## TO BE DONE
Find each line in the following listing that has the string "partim", then state the count and nothing else.

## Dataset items

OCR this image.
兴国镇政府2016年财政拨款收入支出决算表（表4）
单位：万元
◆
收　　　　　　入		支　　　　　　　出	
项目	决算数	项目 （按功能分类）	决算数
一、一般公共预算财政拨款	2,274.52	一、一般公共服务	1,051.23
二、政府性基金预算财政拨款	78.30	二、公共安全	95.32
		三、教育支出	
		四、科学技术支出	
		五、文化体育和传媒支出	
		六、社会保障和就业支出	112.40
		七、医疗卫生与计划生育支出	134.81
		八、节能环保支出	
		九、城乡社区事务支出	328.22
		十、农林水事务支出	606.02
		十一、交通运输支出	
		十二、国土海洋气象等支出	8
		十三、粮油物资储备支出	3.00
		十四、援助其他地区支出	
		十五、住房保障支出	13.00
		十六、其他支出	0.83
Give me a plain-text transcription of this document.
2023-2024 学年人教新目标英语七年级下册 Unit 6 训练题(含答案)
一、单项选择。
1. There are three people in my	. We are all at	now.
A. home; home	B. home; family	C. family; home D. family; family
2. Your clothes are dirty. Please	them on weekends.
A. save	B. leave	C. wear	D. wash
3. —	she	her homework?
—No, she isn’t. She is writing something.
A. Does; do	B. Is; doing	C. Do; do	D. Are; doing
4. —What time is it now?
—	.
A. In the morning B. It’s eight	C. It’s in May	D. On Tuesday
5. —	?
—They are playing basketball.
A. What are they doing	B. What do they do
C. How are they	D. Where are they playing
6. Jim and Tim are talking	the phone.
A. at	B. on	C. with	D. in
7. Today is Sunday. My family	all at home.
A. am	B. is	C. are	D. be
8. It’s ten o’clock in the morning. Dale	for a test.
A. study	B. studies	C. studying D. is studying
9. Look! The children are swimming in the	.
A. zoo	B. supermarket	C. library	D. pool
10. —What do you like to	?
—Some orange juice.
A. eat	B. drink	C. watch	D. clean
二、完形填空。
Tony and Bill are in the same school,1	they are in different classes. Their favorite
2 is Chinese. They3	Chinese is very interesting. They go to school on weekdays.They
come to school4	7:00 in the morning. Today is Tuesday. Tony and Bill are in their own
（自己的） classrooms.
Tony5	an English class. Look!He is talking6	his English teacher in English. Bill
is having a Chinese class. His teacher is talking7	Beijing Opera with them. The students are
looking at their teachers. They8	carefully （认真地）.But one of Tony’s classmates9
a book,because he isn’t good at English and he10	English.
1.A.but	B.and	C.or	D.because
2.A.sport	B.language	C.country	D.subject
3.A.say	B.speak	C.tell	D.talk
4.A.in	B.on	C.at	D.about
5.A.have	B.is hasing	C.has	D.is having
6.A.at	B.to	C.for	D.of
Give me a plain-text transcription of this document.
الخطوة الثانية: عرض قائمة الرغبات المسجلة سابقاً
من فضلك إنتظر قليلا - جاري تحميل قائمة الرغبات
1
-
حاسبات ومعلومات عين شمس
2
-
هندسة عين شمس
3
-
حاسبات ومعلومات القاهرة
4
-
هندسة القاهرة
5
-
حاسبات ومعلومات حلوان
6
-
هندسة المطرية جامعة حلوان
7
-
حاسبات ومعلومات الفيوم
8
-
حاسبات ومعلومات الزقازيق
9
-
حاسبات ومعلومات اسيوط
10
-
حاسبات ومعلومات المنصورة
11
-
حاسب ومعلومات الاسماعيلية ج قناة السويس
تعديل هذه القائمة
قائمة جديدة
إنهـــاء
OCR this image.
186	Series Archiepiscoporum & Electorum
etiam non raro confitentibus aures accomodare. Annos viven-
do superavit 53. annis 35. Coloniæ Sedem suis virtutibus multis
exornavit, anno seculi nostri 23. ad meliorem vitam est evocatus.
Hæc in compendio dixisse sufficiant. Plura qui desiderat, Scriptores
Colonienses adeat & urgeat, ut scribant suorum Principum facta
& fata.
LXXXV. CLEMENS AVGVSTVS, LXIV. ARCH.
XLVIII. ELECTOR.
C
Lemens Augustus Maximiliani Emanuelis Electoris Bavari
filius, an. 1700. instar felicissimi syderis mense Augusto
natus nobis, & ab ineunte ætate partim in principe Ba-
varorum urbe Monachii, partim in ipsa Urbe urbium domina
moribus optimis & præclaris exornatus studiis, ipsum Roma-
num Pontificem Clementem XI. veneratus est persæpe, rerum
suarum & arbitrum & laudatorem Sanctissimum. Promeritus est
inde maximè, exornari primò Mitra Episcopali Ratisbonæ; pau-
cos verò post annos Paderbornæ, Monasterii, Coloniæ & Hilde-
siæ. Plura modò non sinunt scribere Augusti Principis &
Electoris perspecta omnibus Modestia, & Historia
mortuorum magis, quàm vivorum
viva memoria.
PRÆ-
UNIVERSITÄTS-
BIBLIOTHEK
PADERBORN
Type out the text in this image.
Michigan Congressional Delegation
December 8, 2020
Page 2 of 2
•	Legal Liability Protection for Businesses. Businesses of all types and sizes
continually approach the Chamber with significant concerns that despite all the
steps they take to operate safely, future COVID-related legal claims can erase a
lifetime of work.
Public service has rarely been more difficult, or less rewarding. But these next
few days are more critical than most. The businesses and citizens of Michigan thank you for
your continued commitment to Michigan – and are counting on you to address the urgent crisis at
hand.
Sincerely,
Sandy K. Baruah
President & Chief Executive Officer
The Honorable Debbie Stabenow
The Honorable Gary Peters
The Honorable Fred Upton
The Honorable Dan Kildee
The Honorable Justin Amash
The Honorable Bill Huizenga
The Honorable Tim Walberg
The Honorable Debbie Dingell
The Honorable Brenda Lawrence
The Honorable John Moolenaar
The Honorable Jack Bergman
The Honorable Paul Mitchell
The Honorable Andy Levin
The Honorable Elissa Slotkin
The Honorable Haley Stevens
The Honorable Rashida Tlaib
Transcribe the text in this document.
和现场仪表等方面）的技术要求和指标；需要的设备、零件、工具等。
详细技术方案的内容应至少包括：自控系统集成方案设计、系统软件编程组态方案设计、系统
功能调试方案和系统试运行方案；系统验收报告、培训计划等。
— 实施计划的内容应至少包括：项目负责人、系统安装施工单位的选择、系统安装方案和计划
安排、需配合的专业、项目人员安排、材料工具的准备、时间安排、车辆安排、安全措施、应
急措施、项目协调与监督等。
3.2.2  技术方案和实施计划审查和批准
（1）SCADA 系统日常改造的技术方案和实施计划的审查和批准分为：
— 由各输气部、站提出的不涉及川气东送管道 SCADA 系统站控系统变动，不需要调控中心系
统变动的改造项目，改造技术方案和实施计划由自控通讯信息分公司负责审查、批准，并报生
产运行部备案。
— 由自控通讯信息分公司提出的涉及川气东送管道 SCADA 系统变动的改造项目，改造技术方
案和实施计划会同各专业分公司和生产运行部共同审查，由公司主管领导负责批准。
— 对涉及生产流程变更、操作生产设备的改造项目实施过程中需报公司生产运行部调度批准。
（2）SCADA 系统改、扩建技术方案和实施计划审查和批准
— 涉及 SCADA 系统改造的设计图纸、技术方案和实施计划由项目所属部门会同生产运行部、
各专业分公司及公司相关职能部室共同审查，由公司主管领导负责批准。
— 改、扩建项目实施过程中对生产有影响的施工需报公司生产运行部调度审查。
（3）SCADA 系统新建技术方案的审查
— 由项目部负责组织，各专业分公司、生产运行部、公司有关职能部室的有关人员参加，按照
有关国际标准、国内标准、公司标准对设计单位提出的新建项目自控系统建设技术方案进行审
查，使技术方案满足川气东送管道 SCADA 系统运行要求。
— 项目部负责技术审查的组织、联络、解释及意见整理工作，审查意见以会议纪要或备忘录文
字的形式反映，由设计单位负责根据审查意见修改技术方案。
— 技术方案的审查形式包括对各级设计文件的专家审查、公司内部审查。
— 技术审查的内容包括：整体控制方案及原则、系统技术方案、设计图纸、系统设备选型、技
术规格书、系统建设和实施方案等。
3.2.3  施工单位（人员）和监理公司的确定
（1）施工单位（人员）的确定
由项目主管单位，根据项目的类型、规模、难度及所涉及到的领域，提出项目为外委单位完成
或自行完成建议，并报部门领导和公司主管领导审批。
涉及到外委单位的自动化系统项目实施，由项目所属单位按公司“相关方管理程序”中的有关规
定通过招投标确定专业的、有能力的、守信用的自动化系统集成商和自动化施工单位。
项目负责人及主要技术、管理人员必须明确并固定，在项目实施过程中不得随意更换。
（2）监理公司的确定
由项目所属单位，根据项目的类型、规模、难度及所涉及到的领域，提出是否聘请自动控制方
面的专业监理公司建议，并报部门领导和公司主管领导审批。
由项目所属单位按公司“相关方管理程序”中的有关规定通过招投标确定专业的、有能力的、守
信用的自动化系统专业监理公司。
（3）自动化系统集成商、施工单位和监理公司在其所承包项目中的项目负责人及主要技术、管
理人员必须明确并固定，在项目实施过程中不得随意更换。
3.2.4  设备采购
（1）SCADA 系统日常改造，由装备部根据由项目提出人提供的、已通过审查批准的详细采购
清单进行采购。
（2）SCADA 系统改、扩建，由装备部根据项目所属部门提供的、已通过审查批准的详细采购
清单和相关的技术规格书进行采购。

## OUTPUT OF THE TASK
2